■ EXERCISE TASK ■
Read the records below and copy each line that contains "需求持续向好".
━━━━━━━━
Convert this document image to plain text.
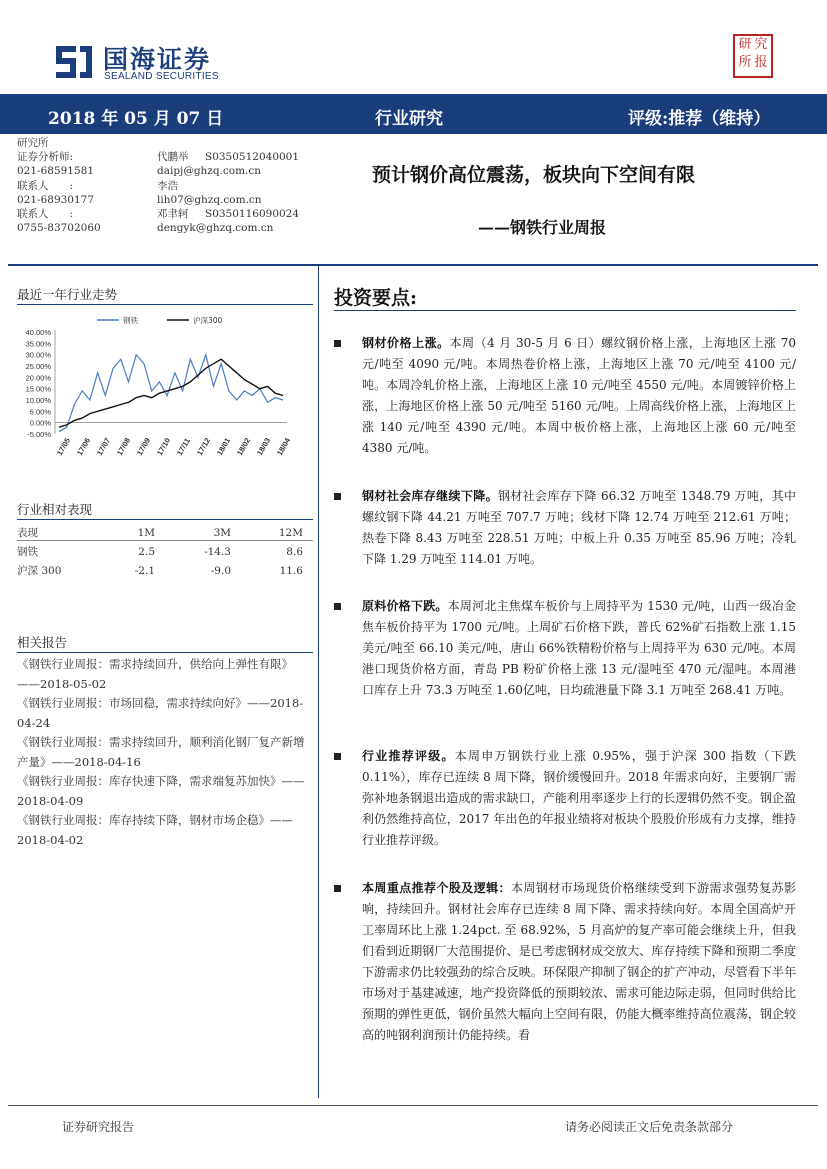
国海证券
SEALAND SECURITIES
研 究
所 报
2018 年 05 月 07 日	行业研究	评级:推荐（维持）
研究所
证券分析师:	代鹏举 S0350512040001
021-68591581	daipj@ghzq.com.cn
联系人　　:	李浩
021-68930177	lih07@ghzq.com.cn
联系人　　:	邓聿轲 S0350116090024
0755-83702060	dengyk@ghzq.com.cn
预计钢价高位震荡，板块向下空间有限
——钢铁行业周报
最近一年行业走势
40.00%
35.00%
30.00%
25.00%
20.00%
15.00%
10.00%
5.00%
0.00%
-5.00%
17/05 17/06 17/07 17/08 17/09 17/10 17/11 17/12 18/01 18/02 18/03 18/04
钢铁	沪深300
行业相对表现
表现	1M	3M	12M
钢铁	2.5	-14.3	8.6
沪深 300	-2.1	-9.0	11.6
相关报告

《钢铁行业周报：需求持续回升，供给向上弹性有限》——2018-05-02

《钢铁行业周报：市场回稳，需求持续向好》——2018-04-24

《钢铁行业周报：需求持续回升，顺利消化钢厂复产新增产量》——2018-04-16

《钢铁行业周报：库存快速下降，需求端复苏加快》——2018-04-09

《钢铁行业周报：库存持续下降，钢材市场企稳》——2018-04-02

投资要点:

钢材价格上涨。本周（4 月 30-5 月 6 日）螺纹钢价格上涨，上海地区上涨 70 元/吨至 4090 元/吨。本周热卷价格上涨，上海地区上涨 70 元/吨至 4100 元/吨。本周冷轧价格上涨，上海地区上涨 10 元/吨至 4550 元/吨。本周镀锌价格上涨，上海地区价格上涨 50 元/吨至 5160 元/吨。上周高线价格上涨，上海地区上涨 140 元/吨至 4390 元/吨。本周中板价格上涨，上海地区上涨 60 元/吨至 4380 元/吨。

钢材社会库存继续下降。钢材社会库存下降 66.32 万吨至 1348.79 万吨，其中螺纹钢下降 44.21 万吨至 707.7 万吨；线材下降 12.74 万吨至 212.61 万吨；热卷下降 8.43 万吨至 228.51 万吨；中板上升 0.35 万吨至 85.96 万吨；冷轧下降 1.29 万吨至 114.01 万吨。

原料价格下跌。本周河北主焦煤车板价与上周持平为 1530 元/吨，山西一级冶金焦车板价持平为 1700 元/吨。上周矿石价格下跌，普氏 62%矿石指数上涨 1.15 美元/吨至 66.10 美元/吨，唐山 66%铁精粉价格与上周持平为 630 元/吨。本周港口现货价格方面，青岛 PB 粉矿价格上涨 13 元/湿吨至 470 元/湿吨。本周港口库存上升 73.3 万吨至 1.60亿吨，日均疏港量下降 3.1 万吨至 268.41 万吨。

行业推荐评级。本周申万钢铁行业上涨 0.95%，强于沪深 300 指数（下跌 0.11%），库存已连续 8 周下降，钢价缓慢回升。2018 年需求向好，主要钢厂需弥补地条钢退出造成的需求缺口，产能利用率逐步上行的长逻辑仍然不变。钢企盈利仍然维持高位，2017 年出色的年报业绩将对板块个股股价形成有力支撑，维持行业推荐评级。

本周重点推荐个股及逻辑：本周钢材市场现货价格继续受到下游需求强势复苏影响，持续回升。钢材社会库存已连续 8 周下降、需求持续向好。本周全国高炉开工率周环比上涨 1.24pct. 至 68.92%，5 月高炉的复产率可能会继续上升，但我们看到近期钢厂大范围提价、是已考虑钢材成交放大、库存持续下降和预期二季度下游需求仍比较强劲的综合反映。环保限产抑制了钢企的扩产冲动，尽管看下半年市场对于基建减速，地产投资降低的预期较浓、需求可能边际走弱，但同时供给比预期的弹性更低，钢价虽然大幅向上空间有限，仍能大概率维持高位震荡，钢企较高的吨钢利润预计仍能持续。看

证券研究报告	请务必阅读正文后免责条款部分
━━━━━━━━
■ COMPLETE OUTPUT ■
《钢铁行业周报：市场回稳，需求持续向好》——2018-04-24
本周重点推荐个股及逻辑：本周钢材市场现货价格继续受到下游需求强势复苏影响，持续回升。钢材社会库存已连续 8 周下降、需求持续向好。本周全国高炉开工率周环比上涨 1.24pct. 至 68.92%，5 月高炉的复产率可能会继续上升，但我们看到近期钢厂大范围提价、是已考虑钢材成交放大、库存持续下降和预期二季度下游需求仍比较强劲的综合反映。环保限产抑制了钢企的扩产冲动，尽管看下半年市场对于基建减速，地产投资降低的预期较浓、需求可能边际走弱，但同时供给比预期的弹性更低，钢价虽然大幅向上空间有限，仍能大概率维持高位震荡，钢企较高的吨钢利润预计仍能持续。看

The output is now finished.